**RECORDS SUPPLIED:**
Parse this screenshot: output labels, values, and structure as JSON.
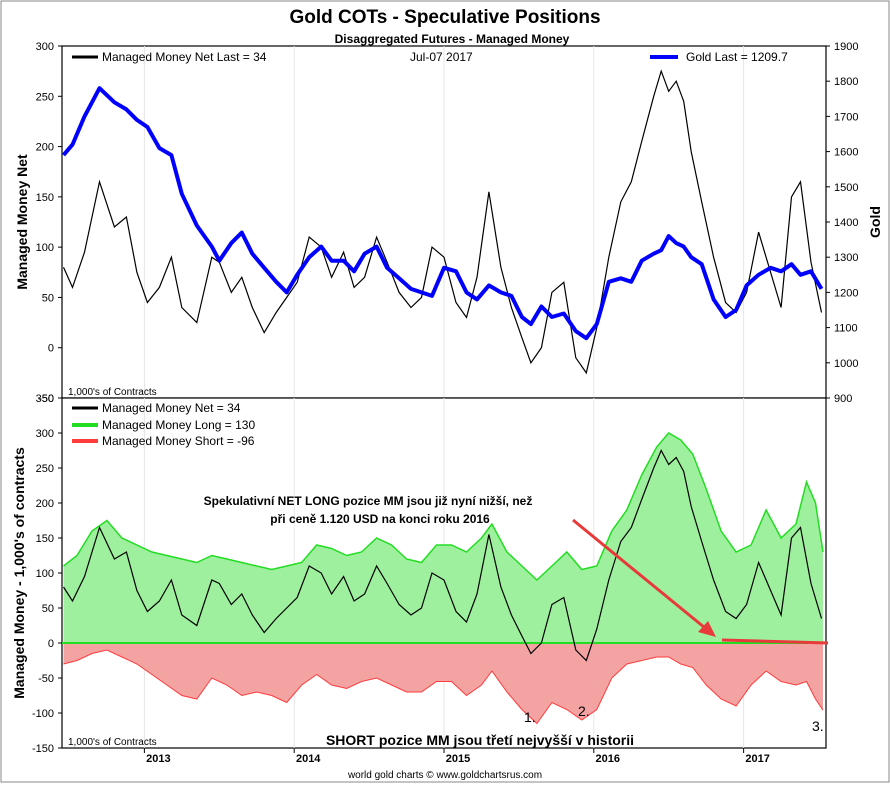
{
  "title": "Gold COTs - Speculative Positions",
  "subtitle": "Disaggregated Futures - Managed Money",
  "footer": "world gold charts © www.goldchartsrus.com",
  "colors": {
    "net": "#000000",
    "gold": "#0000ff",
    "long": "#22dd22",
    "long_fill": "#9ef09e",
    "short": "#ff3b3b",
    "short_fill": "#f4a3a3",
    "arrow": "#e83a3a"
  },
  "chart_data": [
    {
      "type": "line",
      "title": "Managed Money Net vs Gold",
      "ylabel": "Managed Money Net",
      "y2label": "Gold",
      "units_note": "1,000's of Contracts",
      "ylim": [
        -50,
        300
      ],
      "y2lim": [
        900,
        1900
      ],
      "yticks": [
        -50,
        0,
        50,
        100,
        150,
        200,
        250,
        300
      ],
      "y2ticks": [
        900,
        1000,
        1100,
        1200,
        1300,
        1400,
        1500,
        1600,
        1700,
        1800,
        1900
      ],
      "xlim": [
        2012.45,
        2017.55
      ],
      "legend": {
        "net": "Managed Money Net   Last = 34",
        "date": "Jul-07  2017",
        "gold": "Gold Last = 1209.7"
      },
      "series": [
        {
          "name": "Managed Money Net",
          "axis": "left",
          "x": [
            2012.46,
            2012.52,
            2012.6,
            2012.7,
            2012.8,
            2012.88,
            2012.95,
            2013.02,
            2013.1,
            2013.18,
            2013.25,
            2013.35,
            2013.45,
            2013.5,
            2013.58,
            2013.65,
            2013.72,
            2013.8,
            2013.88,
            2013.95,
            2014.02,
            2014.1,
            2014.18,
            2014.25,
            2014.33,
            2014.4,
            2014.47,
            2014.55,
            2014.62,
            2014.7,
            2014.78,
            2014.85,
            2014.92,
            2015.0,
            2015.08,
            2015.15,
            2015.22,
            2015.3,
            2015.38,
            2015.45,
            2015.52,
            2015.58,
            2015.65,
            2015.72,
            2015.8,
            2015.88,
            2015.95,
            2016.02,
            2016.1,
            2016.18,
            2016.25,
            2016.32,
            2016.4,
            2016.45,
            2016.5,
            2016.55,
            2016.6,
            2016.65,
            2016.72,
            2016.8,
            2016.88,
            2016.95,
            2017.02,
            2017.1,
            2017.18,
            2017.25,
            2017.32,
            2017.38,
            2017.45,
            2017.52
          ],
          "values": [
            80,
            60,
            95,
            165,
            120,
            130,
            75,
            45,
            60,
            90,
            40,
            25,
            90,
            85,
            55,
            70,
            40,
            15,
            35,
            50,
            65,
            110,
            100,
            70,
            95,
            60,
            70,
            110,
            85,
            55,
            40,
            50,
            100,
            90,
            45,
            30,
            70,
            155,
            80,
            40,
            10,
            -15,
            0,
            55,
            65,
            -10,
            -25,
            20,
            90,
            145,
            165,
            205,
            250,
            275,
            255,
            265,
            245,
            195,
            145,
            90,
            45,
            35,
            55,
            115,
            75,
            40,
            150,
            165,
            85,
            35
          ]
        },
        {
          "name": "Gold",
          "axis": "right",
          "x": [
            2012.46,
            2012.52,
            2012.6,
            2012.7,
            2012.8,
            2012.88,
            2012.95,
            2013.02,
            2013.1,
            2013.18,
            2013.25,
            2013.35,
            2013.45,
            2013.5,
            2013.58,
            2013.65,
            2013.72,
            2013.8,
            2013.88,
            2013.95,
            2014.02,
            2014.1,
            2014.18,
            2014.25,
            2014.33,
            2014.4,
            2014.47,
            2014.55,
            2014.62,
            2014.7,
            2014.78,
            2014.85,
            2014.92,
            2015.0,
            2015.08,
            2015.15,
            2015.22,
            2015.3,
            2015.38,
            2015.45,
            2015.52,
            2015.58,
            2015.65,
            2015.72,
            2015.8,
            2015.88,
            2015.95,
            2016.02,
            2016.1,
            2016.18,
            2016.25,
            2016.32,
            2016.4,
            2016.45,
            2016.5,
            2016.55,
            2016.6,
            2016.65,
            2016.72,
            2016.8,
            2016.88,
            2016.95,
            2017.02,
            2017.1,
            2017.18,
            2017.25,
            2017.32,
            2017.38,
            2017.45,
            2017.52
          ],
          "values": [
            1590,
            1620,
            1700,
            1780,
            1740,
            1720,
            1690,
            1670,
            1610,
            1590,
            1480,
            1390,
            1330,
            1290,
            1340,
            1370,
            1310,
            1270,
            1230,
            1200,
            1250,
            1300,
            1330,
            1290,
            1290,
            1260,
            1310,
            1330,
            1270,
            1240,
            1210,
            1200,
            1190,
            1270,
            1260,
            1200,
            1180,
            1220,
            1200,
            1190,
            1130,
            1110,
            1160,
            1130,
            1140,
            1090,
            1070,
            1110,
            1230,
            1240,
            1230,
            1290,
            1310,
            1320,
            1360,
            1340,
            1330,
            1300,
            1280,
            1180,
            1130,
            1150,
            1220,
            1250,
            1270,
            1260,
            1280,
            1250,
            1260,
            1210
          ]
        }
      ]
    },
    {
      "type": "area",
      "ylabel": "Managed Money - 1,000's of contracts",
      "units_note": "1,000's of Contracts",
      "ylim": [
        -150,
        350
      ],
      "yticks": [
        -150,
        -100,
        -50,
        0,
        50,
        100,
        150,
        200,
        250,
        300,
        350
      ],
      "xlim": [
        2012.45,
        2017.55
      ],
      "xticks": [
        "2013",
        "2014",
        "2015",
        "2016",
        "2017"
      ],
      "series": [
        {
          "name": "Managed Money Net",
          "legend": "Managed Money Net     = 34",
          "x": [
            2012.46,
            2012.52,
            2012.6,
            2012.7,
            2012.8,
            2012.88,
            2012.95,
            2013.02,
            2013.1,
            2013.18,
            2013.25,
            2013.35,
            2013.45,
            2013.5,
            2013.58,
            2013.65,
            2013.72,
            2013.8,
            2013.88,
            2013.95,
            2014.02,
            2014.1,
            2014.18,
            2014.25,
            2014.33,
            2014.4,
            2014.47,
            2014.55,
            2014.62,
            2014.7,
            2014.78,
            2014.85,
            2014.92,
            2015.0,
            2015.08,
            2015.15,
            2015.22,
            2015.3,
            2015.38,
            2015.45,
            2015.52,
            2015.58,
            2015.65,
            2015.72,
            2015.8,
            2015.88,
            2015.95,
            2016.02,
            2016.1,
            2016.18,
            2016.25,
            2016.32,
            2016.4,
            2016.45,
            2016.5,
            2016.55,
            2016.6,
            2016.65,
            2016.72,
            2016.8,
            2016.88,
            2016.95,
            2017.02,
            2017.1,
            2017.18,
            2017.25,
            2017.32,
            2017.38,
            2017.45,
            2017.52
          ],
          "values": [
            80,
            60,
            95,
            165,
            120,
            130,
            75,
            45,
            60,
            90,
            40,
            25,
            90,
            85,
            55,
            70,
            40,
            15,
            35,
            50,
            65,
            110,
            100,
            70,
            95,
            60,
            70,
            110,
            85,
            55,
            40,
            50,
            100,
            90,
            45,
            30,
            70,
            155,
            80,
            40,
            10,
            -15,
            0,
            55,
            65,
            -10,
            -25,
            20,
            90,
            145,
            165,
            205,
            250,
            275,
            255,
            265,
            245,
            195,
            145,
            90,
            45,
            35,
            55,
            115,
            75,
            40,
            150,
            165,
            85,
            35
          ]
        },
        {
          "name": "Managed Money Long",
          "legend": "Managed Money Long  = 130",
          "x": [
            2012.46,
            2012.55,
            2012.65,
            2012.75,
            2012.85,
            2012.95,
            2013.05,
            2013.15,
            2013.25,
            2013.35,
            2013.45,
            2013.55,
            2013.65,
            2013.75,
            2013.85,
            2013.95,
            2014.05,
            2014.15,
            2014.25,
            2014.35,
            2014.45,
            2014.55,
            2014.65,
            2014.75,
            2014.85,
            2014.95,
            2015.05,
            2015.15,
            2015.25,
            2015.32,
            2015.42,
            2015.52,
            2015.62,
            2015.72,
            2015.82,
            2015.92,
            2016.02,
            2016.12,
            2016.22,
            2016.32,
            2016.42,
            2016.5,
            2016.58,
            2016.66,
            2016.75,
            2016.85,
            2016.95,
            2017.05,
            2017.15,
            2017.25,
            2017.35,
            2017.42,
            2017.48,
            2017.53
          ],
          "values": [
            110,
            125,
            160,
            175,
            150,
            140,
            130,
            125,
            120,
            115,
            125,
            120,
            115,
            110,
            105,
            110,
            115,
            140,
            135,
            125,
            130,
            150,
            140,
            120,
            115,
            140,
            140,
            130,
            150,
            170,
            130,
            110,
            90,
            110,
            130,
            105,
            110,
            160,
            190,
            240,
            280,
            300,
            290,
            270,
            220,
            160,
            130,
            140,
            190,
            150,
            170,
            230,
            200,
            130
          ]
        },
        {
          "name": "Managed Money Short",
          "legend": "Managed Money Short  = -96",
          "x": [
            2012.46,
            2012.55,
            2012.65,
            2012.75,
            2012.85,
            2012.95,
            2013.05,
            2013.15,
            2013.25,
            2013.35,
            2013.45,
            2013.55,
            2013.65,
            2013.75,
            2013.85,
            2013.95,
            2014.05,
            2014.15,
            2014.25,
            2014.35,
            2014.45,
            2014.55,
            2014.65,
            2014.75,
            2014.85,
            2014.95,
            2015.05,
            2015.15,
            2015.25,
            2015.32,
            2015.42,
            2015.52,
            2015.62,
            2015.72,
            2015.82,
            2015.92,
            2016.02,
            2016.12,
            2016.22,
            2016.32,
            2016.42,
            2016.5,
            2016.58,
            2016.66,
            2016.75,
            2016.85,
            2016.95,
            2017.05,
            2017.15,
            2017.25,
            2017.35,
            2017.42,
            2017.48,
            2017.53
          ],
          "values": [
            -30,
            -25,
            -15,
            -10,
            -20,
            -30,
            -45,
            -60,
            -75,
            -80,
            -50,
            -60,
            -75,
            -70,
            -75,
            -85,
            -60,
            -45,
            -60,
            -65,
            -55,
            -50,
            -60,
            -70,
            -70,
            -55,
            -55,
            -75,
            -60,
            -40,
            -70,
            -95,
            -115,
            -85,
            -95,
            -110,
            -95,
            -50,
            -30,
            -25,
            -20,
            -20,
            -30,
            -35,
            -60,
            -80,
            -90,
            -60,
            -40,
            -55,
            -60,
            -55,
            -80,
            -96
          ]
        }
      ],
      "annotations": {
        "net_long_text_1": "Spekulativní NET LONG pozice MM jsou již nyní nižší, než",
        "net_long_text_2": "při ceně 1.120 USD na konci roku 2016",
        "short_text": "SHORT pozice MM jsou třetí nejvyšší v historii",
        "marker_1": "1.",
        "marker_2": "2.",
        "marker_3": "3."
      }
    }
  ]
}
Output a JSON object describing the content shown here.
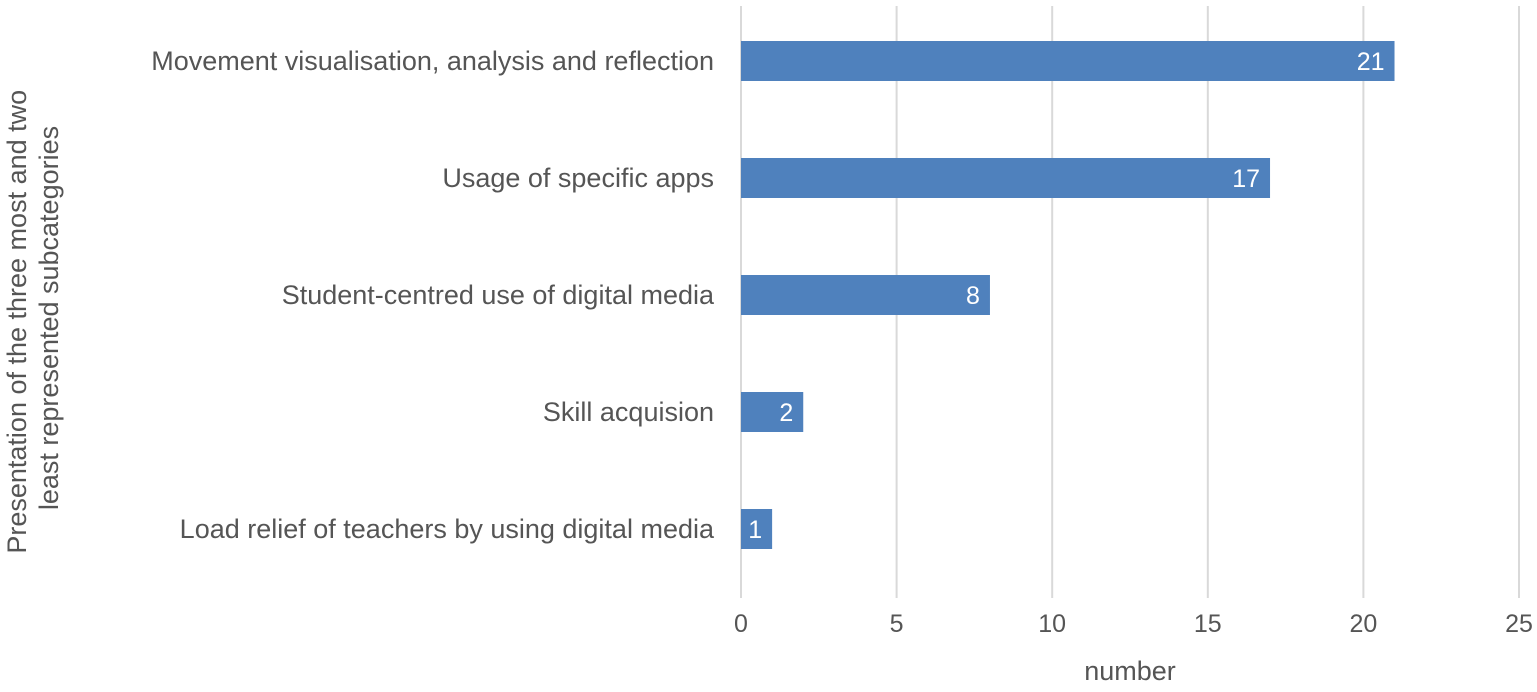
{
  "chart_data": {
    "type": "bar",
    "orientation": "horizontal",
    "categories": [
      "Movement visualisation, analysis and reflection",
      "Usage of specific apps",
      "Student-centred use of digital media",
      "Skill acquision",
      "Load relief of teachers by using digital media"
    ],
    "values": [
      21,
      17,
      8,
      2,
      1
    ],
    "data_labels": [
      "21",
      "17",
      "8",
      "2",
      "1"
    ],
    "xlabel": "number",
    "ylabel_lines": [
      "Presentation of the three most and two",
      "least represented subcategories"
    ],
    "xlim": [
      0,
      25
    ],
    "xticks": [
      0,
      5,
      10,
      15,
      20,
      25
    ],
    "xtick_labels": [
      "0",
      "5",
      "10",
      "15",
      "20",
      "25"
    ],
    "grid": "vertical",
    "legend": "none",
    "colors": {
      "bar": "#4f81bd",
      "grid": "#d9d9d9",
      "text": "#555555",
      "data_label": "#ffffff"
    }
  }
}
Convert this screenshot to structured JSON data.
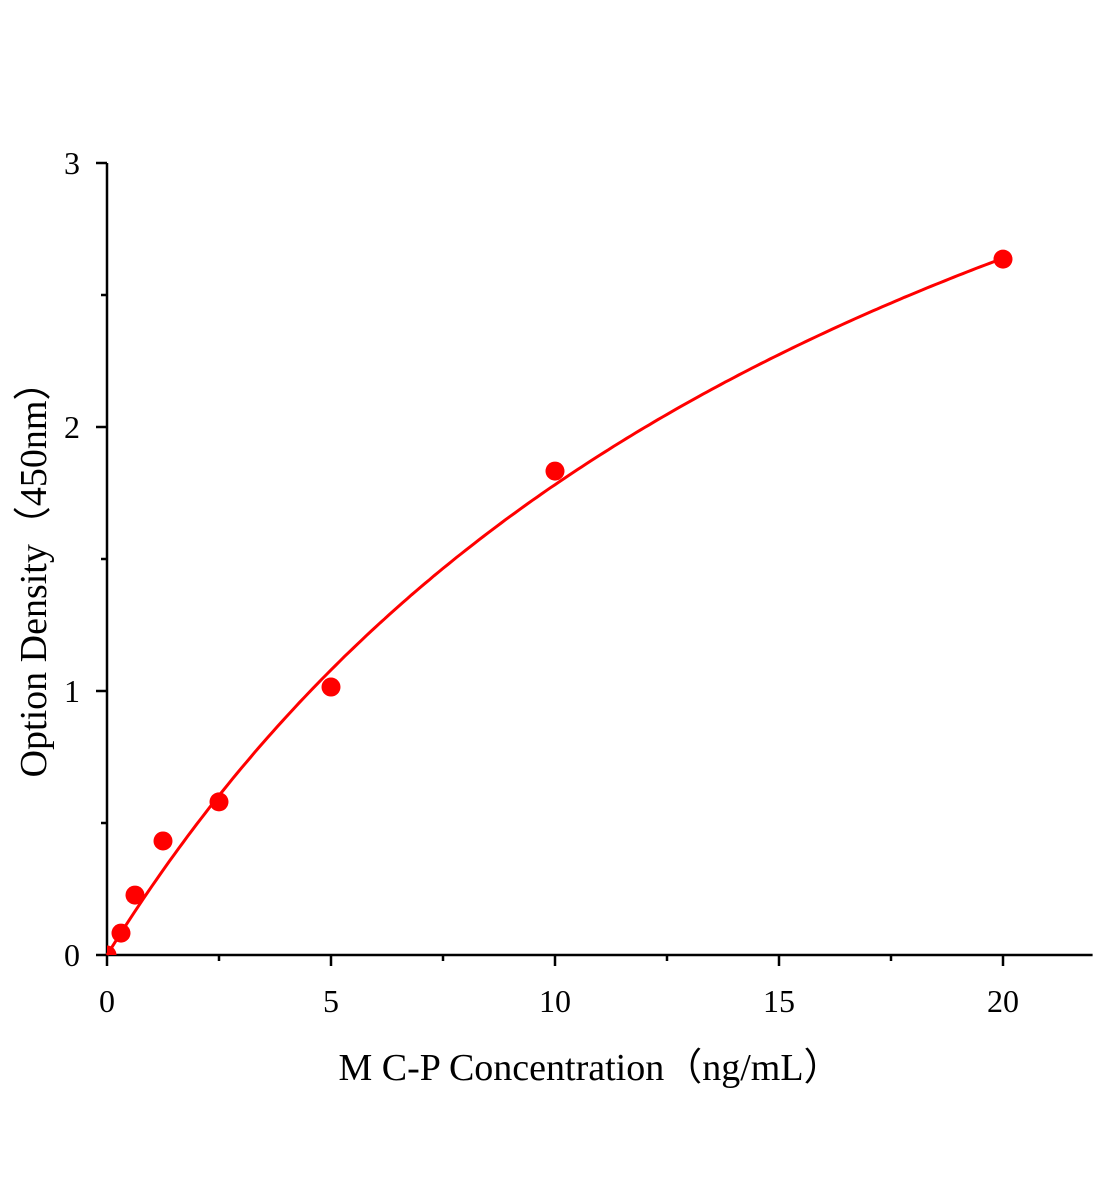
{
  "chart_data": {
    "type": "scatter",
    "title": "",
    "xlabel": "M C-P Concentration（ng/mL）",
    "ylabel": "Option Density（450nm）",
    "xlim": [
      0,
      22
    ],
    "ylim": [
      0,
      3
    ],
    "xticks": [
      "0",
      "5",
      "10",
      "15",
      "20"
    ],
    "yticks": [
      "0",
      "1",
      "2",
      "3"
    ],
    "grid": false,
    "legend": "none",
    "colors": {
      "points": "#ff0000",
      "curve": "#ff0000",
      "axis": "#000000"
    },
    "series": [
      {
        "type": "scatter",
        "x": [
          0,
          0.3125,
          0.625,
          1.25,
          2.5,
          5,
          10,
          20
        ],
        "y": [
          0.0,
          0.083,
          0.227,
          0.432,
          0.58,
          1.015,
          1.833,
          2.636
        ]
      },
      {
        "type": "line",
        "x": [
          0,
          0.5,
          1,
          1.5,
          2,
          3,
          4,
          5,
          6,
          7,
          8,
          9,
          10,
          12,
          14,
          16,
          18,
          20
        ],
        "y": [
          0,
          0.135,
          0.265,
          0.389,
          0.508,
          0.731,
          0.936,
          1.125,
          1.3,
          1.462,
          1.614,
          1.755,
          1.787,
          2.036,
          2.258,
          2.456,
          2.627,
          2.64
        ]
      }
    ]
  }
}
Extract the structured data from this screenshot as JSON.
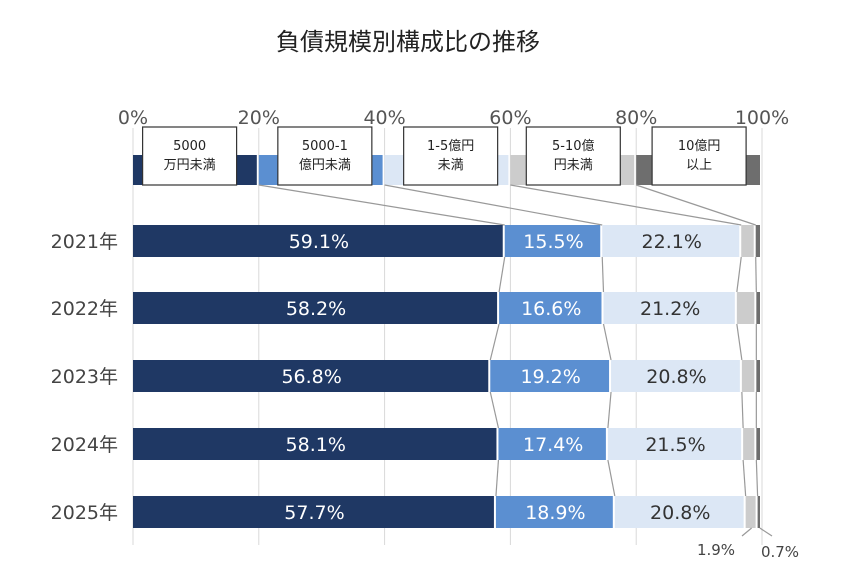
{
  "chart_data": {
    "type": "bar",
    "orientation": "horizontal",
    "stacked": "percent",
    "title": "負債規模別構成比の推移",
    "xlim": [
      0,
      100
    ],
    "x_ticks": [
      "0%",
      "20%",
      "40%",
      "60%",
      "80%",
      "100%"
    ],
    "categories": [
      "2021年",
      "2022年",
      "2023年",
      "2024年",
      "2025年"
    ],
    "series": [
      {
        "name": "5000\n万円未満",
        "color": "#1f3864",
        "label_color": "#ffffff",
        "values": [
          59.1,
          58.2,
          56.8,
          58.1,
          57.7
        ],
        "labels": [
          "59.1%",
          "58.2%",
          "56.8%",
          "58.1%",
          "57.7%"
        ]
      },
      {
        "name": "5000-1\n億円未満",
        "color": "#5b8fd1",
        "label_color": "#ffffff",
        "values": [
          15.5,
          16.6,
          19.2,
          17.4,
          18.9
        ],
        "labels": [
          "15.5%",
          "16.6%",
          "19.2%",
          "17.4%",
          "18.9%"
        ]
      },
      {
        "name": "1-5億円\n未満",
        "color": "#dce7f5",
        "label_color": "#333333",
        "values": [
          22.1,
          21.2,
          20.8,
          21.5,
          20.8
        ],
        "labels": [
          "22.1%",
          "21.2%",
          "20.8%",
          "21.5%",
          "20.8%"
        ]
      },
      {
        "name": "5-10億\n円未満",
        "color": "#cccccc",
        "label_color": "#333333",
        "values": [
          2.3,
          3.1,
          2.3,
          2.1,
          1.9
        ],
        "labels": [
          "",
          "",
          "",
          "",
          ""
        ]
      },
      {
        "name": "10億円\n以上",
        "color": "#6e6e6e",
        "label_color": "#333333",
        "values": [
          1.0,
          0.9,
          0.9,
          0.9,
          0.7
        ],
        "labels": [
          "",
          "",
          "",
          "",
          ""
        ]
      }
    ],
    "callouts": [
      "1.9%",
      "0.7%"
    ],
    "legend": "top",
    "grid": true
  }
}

**TASK INSTRUCTIONS:**
Provide the number of lines in the entries that include "screenshot", and no other text.

**WRITTEN SOLUTION:**
3